- _ФРАГМЕНТ ТЕКСТА_
━━━━━━━━━━━━━━━━

Объемно-пространственная установка, заметная в интерьерных рисунках Сахнова, развивается в непосредственное моделирование объектов. Художник строит домики из картона и прочих трешевых материалов: одни — с плотно закрашенными стенами, другие — с полиэтиленовыми окнами, за которыми подразумевается какая-то скрытая жизнь.
Алексей Сахнов, Без названия, 2010-е
Любопытно: и Косульникова, и Сахнов изображают, что называется, места общего пользования. Думаю, их объединяет желание как-то персонифицировать казенное, «ничье» пространство, биографизировать его, окрасить своим присутствием.

У Косульниковой прослеживается тяга к разного рода приборам: современным лампам, оборудованию в операционной, медицинским креслам. Алексей Баров разделяет ее интерес к устройствам: он лепит из пластилина свои версии инструментов. Это мягкие в буквальном смысле формы: текучесть, пластичность, никаких расчетов прочности. Они далеко уходят от прототипа, но и не приближаются к биоморфизму. Это именно инструменты, вот только без технологичности и, пожалуй, функциональности. Скульптуры Барова (да и архитектура Сахнова) парадоксальным образом выводят на «мягкие» объекты Класа Олденбурга и некоторые работы группы Fluxus.

━━━━━━━━━━━━━━━━

- _ЧТО ТРЕБУЕТСЯ_
Продолжите текст о работах Сахнова, Косульниковой и Барова с того места, на котором он заканчивается.

- _ИСХОДНЫЕ ДАННЫЕ_
━━━━━━━━━━━━━━━━

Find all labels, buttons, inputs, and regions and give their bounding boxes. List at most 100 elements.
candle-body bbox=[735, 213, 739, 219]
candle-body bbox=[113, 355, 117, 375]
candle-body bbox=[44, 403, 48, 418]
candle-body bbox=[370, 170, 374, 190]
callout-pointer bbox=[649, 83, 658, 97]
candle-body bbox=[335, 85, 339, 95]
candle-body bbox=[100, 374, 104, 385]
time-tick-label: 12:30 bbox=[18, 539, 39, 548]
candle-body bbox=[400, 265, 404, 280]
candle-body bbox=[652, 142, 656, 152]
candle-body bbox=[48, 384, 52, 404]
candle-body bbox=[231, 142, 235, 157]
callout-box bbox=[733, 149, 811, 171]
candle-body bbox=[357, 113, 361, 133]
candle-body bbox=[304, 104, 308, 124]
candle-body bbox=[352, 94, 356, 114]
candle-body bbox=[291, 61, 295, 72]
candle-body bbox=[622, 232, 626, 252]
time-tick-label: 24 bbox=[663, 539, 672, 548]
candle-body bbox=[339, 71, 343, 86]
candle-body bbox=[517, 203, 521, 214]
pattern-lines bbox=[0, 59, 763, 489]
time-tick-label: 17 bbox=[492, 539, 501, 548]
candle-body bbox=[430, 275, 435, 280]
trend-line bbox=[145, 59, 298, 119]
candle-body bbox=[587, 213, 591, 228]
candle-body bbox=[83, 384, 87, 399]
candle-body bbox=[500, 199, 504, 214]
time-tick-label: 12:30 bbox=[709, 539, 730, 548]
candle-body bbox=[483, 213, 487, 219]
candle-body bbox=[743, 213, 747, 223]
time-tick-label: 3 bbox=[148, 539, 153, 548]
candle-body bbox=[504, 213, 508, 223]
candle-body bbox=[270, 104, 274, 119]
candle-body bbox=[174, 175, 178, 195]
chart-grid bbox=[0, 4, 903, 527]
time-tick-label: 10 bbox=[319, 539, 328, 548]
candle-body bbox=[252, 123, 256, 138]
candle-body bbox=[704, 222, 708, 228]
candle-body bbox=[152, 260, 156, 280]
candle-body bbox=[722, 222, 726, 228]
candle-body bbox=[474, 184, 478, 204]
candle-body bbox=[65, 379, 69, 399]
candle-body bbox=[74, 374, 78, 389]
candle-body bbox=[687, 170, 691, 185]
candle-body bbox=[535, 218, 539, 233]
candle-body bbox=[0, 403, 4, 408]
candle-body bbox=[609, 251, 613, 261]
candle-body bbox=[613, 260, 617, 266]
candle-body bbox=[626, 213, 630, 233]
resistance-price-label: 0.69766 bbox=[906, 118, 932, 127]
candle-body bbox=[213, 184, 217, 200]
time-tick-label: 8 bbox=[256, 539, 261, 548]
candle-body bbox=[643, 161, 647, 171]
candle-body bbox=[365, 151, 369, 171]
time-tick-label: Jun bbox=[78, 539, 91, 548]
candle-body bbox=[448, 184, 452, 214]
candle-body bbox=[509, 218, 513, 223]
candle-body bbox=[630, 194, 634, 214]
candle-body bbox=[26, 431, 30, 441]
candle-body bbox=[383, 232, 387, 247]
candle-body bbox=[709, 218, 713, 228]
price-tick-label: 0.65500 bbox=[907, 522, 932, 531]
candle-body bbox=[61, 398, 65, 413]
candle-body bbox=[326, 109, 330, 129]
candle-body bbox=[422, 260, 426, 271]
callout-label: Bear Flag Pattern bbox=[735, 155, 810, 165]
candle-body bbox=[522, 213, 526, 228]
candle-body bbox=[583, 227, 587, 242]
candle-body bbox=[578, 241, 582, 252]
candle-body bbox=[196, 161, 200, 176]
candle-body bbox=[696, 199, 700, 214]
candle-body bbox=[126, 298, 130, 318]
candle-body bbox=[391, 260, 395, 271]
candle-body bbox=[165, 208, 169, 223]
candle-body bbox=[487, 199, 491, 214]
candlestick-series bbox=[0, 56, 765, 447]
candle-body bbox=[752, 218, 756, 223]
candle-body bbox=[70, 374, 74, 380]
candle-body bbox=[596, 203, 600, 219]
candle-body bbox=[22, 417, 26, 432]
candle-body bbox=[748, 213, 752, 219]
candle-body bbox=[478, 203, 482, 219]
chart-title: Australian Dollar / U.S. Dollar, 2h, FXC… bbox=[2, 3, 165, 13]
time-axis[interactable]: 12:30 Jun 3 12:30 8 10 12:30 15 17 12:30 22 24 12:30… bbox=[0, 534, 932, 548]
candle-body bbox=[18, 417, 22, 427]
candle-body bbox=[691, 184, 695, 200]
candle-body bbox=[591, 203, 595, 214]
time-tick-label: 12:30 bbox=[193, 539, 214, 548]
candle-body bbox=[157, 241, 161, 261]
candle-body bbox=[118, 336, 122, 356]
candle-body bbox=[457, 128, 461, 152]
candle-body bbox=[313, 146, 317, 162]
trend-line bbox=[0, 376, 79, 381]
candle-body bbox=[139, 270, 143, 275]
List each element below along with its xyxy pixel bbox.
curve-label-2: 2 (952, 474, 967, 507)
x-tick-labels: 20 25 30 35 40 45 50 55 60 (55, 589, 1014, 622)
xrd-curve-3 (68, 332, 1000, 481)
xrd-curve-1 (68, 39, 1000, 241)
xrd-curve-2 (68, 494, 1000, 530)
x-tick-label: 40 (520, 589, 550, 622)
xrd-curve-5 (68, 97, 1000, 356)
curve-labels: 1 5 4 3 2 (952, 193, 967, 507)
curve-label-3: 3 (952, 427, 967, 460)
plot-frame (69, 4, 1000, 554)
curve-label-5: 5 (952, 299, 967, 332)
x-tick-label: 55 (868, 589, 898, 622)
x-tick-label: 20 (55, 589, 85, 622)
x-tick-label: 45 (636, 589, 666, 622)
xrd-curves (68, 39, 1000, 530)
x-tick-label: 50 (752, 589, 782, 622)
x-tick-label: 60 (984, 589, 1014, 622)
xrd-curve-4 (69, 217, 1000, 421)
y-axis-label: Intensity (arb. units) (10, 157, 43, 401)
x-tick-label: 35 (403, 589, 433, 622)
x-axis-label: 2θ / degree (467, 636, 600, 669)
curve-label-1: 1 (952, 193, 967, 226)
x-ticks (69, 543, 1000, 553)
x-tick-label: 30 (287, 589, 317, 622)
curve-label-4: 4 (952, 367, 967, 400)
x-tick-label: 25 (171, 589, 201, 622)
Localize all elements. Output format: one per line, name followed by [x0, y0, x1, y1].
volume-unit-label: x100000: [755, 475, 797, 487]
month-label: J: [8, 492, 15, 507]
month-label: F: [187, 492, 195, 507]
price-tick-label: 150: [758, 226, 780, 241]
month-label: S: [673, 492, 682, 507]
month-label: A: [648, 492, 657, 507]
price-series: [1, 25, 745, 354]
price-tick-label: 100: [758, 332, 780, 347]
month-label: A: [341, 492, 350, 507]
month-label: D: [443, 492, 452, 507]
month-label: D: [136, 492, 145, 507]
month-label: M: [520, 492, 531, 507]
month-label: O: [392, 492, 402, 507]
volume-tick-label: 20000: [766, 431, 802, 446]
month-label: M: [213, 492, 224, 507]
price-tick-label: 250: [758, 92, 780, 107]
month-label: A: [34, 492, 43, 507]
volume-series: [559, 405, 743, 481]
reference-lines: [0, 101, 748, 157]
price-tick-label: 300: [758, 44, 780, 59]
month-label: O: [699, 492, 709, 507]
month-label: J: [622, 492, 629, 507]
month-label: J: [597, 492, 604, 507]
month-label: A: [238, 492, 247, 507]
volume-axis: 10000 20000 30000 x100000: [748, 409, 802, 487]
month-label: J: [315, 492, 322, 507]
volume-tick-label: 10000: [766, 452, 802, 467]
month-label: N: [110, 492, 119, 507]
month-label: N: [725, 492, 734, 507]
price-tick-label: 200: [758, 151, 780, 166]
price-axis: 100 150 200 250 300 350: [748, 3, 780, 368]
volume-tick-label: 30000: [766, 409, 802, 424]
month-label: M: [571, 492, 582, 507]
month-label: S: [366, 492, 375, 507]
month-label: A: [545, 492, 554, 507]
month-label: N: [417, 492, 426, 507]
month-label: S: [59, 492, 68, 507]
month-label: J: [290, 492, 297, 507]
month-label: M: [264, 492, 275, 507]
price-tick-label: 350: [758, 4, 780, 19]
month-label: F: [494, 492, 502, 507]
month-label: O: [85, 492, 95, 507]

━━━━━━━━━━━━━━━━

- _ОТВЕТ_
Алексей Баров, Медицинский аппарат, 2021
Если, говоря об интерьерах Косульниковой и Сахнова, мы можем вспомнить Фуко с его «дисциплинарными пространствами» (хотя бы в полемическом ключе), то при взгляде на произведения Ильгара Наджафова не возникает и мысли о каком-либо контроле. Это художник свободного полета фантазии. Его рисунки по-своему привязаны к реальности, но речь идет о неожиданных, фантасмагорических связях. Наджафов дает своим работам названия, в которых слышатся отзвуки повседневности: «Ирина Леонидовна в Старой Ладоге. Рыбы в икре». Но привязка не сюжетна, а изобразительна: произведение соткано из тысяч касаний цветными карандашами, и эта пуантель и есть икринки. Такова специфика искусства «иных» ментальных горизонтов: здесь много типологического (плотное заполнение плоскости, механичность приема), но полет фантазии сугубо авторский.
Ильгар Наджафоа, Ирина Леонидовна в Старой Ладоге. Рыбы в икре, 2014
Работы Сергея Федулова тоже фантазийные. Можно сказать, что это художник-фантаст: в его картинах (смешанная техника) полно инопланетян — персонажей из кинопродукции жанра фэнтези. Неизбежны и аналогии с соц-артом: у Федулова много образов Сталина, который порой предстает в самых неожиданных ситуациях — например, на встрече с Наполеоном, причем на другой планете. Однако в соц-арте был явный политический подтекст, стремление к развенчанию культовых мифологем и самого языка идеологии, поэтому у классика соц-арта Леонида Сокова вождь и встречался с Мэрилин Монро. А у Федулова критической установки нет, как нет и политических аллюзий. Он создал и очень тщательно обустроил параллельную реальность, где сосуществуют персонажи фильмов, сказок и старых газет. И эта реальность кажется ему гостеприимной.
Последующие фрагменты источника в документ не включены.